== Work instructions ==
Write out the data again in full, exactly as it reads.
—————
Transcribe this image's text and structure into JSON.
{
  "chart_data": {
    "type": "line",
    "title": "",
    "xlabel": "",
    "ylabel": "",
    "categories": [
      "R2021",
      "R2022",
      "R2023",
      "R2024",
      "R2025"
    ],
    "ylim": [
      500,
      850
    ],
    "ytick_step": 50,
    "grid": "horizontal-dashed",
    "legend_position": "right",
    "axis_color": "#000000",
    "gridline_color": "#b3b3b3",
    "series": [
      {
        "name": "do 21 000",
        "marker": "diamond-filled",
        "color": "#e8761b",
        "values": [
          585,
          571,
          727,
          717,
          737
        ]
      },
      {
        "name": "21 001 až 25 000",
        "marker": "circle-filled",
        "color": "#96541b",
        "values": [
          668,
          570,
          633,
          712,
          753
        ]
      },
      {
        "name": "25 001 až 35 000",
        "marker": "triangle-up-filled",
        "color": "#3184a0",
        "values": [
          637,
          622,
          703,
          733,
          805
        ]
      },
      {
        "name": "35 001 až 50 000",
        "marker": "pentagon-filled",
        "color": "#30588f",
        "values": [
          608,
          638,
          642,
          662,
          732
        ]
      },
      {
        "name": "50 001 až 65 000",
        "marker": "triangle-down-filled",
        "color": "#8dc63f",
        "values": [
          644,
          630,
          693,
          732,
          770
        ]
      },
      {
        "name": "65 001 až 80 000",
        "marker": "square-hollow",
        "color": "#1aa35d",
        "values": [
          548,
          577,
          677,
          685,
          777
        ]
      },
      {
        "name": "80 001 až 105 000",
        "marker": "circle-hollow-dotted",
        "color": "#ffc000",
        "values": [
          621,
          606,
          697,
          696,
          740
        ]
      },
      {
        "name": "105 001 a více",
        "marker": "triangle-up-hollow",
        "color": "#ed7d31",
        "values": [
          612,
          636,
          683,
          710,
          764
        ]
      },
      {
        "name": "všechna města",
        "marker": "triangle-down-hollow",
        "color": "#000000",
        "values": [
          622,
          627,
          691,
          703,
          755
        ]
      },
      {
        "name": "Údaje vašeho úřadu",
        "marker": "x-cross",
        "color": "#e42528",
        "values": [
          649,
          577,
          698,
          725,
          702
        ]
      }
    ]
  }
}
—————
== Exercise solution ==
Transcribe this image's text and structure into JSON.
{
  "chart_data": {
    "type": "line",
    "title": "",
    "xlabel": "",
    "ylabel": "",
    "categories": [
      "R2021",
      "R2022",
      "R2023",
      "R2024",
      "R2025"
    ],
    "ylim": [
      500,
      850
    ],
    "ytick_step": 50,
    "grid": "horizontal-dashed",
    "legend_position": "right",
    "axis_color": "#000000",
    "gridline_color": "#b3b3b3",
    "series": [
      {
        "name": "do 21 000",
        "marker": "diamond-filled",
        "color": "#e8761b",
        "values": [
          585,
          571,
          727,
          717,
          737
        ]
      },
      {
        "name": "21 001 až 25 000",
        "marker": "circle-filled",
        "color": "#96541b",
        "values": [
          668,
          570,
          633,
          712,
          753
        ]
      },
      {
        "name": "25 001 až 35 000",
        "marker": "triangle-up-filled",
        "color": "#3184a0",
        "values": [
          637,
          622,
          703,
          733,
          805
        ]
      },
      {
        "name": "35 001 až 50 000",
        "marker": "pentagon-filled",
        "color": "#30588f",
        "values": [
          608,
          638,
          642,
          662,
          732
        ]
      },
      {
        "name": "50 001 až 65 000",
        "marker": "triangle-down-filled",
        "color": "#8dc63f",
        "values": [
          644,
          630,
          693,
          732,
          770
        ]
      },
      {
        "name": "65 001 až 80 000",
        "marker": "square-hollow",
        "color": "#1aa35d",
        "values": [
          548,
          577,
          677,
          685,
          777
        ]
      },
      {
        "name": "80 001 až 105 000",
        "marker": "circle-hollow-dotted",
        "color": "#ffc000",
        "values": [
          621,
          606,
          697,
          696,
          740
        ]
      },
      {
        "name": "105 001 a více",
        "marker": "triangle-up-hollow",
        "color": "#ed7d31",
        "values": [
          612,
          636,
          683,
          710,
          764
        ]
      },
      {
        "name": "všechna města",
        "marker": "triangle-down-hollow",
        "color": "#000000",
        "values": [
          622,
          627,
          691,
          703,
          755
        ]
      },
      {
        "name": "Údaje vašeho úřadu",
        "marker": "x-cross",
        "color": "#e42528",
        "values": [
          649,
          577,
          698,
          725,
          702
        ]
      }
    ]
  }
}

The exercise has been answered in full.